§ **Exercise instructions**
Return the records in full, exactly as given.

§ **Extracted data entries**

_ _ _ _

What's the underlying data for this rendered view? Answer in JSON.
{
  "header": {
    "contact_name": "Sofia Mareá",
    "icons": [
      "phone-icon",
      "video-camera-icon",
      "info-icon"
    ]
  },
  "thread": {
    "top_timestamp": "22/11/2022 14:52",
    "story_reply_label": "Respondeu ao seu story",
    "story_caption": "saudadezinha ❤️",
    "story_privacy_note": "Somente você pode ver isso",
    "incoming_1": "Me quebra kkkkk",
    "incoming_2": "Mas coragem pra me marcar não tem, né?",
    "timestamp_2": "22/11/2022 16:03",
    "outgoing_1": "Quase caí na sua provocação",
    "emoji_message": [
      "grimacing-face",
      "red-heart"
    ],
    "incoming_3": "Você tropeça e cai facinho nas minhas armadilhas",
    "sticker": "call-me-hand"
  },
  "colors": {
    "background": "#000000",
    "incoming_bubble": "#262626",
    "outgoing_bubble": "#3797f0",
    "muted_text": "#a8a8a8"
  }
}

_ _ _ _

§ **Answer to the problem**
What's the underlying data for this rendered view? Answer in JSON.
{
  "header": {
    "contact_name": "Sofia Mareá",
    "icons": [
      "phone-icon",
      "video-camera-icon",
      "info-icon"
    ]
  },
  "thread": {
    "top_timestamp": "22/11/2022 14:52",
    "story_reply_label": "Respondeu ao seu story",
    "story_caption": "saudadezinha ❤️",
    "story_privacy_note": "Somente você pode ver isso",
    "incoming_1": "Me quebra kkkkk",
    "incoming_2": "Mas coragem pra me marcar não tem, né?",
    "timestamp_2": "22/11/2022 16:03",
    "outgoing_1": "Quase caí na sua provocação",
    "emoji_message": [
      "grimacing-face",
      "red-heart"
    ],
    "incoming_3": "Você tropeça e cai facinho nas minhas armadilhas",
    "sticker": "call-me-hand"
  },
  "colors": {
    "background": "#000000",
    "incoming_bubble": "#262626",
    "outgoing_bubble": "#3797f0",
    "muted_text": "#a8a8a8"
  }
}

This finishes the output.